◆ **Task**: Look through the material below. Copy each line that contains the string "background".

Dataset rows about figures

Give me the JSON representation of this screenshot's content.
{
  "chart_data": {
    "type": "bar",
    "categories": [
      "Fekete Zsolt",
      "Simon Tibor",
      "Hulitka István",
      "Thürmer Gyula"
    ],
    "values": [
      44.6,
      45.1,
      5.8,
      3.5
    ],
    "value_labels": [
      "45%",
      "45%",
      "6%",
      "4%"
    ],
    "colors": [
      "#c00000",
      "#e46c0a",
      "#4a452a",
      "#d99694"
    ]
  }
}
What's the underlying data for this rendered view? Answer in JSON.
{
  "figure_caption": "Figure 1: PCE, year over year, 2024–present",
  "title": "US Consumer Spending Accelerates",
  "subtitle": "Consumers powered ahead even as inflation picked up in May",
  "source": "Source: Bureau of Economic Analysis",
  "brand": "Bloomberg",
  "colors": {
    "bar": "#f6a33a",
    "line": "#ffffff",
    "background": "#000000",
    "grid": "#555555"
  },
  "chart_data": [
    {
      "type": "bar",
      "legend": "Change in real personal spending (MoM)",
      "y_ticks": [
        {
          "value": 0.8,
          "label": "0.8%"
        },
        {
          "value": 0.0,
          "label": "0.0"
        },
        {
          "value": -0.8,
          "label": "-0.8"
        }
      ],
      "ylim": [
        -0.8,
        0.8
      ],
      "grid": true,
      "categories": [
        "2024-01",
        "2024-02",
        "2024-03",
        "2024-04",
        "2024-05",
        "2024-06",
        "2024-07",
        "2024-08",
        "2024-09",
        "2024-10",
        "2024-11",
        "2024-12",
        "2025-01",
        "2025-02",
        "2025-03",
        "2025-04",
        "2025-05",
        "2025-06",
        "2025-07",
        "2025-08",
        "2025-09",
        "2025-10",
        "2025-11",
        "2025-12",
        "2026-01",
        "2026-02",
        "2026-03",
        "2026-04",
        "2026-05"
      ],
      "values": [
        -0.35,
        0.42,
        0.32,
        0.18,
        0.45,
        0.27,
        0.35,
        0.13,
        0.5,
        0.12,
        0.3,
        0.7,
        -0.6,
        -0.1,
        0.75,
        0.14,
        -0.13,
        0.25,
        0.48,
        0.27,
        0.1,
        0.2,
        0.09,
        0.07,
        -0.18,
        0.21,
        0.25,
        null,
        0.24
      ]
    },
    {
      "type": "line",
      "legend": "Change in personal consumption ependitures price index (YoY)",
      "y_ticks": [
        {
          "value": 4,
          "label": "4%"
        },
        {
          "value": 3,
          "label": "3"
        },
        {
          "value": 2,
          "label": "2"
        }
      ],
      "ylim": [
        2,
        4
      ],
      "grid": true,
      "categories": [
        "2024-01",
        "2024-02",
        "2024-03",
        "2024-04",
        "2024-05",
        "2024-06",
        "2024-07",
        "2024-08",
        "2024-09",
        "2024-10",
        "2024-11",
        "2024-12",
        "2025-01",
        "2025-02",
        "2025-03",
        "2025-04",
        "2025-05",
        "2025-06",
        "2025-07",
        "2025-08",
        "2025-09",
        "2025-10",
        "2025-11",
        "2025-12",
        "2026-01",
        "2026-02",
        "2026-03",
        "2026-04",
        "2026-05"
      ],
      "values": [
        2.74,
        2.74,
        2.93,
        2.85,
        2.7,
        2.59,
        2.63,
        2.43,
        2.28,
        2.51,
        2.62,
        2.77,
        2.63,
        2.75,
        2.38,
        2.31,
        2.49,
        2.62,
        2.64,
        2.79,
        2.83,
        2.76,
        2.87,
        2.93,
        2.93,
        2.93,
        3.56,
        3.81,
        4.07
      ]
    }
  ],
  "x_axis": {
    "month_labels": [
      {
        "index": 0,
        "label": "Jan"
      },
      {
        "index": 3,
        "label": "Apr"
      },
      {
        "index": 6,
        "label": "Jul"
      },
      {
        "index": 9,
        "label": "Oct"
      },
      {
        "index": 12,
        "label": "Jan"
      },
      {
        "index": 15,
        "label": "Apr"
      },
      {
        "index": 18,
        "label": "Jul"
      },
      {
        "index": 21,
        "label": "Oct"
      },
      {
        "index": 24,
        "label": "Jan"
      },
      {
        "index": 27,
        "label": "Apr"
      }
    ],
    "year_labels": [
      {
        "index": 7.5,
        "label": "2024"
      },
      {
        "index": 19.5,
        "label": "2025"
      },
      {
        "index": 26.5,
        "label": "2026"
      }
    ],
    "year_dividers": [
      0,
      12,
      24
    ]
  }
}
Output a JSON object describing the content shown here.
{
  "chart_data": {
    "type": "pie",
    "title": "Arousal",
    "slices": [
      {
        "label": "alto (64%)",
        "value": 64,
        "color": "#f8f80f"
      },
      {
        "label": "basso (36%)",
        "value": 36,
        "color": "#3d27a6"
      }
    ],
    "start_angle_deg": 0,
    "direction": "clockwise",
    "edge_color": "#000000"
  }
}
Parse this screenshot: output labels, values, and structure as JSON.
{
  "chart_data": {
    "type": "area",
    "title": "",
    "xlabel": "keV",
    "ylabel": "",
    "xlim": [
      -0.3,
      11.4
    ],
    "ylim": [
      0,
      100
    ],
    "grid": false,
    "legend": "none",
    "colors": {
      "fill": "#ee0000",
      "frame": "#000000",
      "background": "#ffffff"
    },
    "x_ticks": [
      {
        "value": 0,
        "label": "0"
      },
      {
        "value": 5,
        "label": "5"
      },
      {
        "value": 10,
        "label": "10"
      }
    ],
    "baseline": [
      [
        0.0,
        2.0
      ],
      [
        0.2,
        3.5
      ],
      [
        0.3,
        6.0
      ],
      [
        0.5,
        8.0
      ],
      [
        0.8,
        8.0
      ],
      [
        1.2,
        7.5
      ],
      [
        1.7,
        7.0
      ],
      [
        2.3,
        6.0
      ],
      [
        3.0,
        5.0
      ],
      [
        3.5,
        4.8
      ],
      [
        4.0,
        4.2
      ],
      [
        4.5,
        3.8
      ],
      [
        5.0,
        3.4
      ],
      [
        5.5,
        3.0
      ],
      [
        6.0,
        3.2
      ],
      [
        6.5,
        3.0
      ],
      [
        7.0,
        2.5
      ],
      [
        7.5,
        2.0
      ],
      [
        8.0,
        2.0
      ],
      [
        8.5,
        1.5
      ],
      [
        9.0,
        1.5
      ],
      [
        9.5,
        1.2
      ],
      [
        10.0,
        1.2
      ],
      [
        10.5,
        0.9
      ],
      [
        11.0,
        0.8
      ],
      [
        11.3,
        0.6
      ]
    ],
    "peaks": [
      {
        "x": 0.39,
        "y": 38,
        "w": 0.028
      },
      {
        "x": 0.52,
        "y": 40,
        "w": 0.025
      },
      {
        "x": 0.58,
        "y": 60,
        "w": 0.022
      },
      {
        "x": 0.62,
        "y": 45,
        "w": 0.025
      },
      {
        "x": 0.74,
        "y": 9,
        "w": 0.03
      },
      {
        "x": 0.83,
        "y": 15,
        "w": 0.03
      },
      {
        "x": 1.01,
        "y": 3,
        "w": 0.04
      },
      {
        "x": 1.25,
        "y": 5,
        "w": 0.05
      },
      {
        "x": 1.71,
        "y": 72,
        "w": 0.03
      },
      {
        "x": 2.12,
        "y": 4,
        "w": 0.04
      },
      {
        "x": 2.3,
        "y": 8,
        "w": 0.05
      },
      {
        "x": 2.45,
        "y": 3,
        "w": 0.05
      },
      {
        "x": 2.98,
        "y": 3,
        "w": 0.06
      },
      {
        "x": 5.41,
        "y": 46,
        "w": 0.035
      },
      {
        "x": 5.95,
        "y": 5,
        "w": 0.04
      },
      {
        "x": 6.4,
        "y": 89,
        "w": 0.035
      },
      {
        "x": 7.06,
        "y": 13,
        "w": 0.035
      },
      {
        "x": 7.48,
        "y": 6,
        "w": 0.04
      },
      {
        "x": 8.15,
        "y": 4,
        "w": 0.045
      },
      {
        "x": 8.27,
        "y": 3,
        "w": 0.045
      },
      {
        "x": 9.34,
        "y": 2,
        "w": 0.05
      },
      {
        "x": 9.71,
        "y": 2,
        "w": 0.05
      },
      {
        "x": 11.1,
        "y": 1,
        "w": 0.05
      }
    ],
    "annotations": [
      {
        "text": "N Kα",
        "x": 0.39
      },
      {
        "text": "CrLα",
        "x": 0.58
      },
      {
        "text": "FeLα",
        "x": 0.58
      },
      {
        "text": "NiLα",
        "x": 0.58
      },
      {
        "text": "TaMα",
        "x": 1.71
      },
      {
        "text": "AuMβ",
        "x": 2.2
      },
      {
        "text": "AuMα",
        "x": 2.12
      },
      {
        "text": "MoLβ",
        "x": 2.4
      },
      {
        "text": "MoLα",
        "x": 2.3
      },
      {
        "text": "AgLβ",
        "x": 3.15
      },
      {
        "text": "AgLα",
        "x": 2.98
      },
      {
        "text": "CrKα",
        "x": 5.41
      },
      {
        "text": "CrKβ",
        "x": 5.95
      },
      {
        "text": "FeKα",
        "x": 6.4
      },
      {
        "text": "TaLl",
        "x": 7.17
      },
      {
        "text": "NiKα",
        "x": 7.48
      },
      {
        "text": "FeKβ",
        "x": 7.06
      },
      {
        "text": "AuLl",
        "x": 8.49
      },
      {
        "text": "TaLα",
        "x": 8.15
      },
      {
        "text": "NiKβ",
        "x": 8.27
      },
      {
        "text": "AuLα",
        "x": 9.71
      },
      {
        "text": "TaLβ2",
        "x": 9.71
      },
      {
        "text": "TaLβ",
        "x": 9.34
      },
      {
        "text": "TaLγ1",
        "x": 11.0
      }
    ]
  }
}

◆ **Full solution**:
    "background": "#000000",
      "background": "#ffffff"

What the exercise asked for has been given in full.